───── Entries shown ─────

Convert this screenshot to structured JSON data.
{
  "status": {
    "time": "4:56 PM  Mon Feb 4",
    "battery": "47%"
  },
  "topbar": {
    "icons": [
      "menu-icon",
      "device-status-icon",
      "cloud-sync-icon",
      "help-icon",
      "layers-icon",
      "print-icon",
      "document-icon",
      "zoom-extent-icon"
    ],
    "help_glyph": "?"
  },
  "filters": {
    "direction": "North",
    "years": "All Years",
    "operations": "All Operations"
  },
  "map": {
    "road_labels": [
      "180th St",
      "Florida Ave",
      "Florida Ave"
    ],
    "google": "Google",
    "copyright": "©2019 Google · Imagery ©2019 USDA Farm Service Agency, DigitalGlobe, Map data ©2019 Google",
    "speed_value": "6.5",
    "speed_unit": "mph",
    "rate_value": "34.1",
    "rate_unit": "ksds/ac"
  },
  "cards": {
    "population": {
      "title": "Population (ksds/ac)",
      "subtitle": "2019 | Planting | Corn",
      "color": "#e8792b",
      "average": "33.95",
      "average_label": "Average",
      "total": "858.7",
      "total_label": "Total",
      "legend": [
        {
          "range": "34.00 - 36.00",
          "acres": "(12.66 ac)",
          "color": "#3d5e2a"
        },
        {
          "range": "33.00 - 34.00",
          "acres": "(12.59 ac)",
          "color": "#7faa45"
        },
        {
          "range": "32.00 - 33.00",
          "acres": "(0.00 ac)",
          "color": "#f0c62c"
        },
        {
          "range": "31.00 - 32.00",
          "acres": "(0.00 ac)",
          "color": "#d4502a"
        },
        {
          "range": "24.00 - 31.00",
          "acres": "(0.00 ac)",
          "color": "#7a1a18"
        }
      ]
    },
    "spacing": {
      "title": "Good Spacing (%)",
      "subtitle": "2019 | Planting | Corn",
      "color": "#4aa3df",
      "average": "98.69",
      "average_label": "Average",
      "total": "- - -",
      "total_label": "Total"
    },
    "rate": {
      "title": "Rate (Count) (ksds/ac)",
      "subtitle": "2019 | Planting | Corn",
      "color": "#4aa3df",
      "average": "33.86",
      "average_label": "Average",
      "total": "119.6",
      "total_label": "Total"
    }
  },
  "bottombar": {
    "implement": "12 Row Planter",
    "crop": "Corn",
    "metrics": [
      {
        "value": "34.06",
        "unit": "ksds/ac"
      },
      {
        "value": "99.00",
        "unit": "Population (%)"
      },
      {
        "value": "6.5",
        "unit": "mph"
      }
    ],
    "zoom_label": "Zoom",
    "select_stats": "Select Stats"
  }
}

─────

■ Task brief
Output every line above without altering anything.

■ Exercise answer
Convert this screenshot to structured JSON data.
{
  "status": {
    "time": "4:56 PM  Mon Feb 4",
    "battery": "47%"
  },
  "topbar": {
    "icons": [
      "menu-icon",
      "device-status-icon",
      "cloud-sync-icon",
      "help-icon",
      "layers-icon",
      "print-icon",
      "document-icon",
      "zoom-extent-icon"
    ],
    "help_glyph": "?"
  },
  "filters": {
    "direction": "North",
    "years": "All Years",
    "operations": "All Operations"
  },
  "map": {
    "road_labels": [
      "180th St",
      "Florida Ave",
      "Florida Ave"
    ],
    "google": "Google",
    "copyright": "©2019 Google · Imagery ©2019 USDA Farm Service Agency, DigitalGlobe, Map data ©2019 Google",
    "speed_value": "6.5",
    "speed_unit": "mph",
    "rate_value": "34.1",
    "rate_unit": "ksds/ac"
  },
  "cards": {
    "population": {
      "title": "Population (ksds/ac)",
      "subtitle": "2019 | Planting | Corn",
      "color": "#e8792b",
      "average": "33.95",
      "average_label": "Average",
      "total": "858.7",
      "total_label": "Total",
      "legend": [
        {
          "range": "34.00 - 36.00",
          "acres": "(12.66 ac)",
          "color": "#3d5e2a"
        },
        {
          "range": "33.00 - 34.00",
          "acres": "(12.59 ac)",
          "color": "#7faa45"
        },
        {
          "range": "32.00 - 33.00",
          "acres": "(0.00 ac)",
          "color": "#f0c62c"
        },
        {
          "range": "31.00 - 32.00",
          "acres": "(0.00 ac)",
          "color": "#d4502a"
        },
        {
          "range": "24.00 - 31.00",
          "acres": "(0.00 ac)",
          "color": "#7a1a18"
        }
      ]
    },
    "spacing": {
      "title": "Good Spacing (%)",
      "subtitle": "2019 | Planting | Corn",
      "color": "#4aa3df",
      "average": "98.69",
      "average_label": "Average",
      "total": "- - -",
      "total_label": "Total"
    },
    "rate": {
      "title": "Rate (Count) (ksds/ac)",
      "subtitle": "2019 | Planting | Corn",
      "color": "#4aa3df",
      "average": "33.86",
      "average_label": "Average",
      "total": "119.6",
      "total_label": "Total"
    }
  },
  "bottombar": {
    "implement": "12 Row Planter",
    "crop": "Corn",
    "metrics": [
      {
        "value": "34.06",
        "unit": "ksds/ac"
      },
      {
        "value": "99.00",
        "unit": "Population (%)"
      },
      {
        "value": "6.5",
        "unit": "mph"
      }
    ],
    "zoom_label": "Zoom",
    "select_stats": "Select Stats"
  }
}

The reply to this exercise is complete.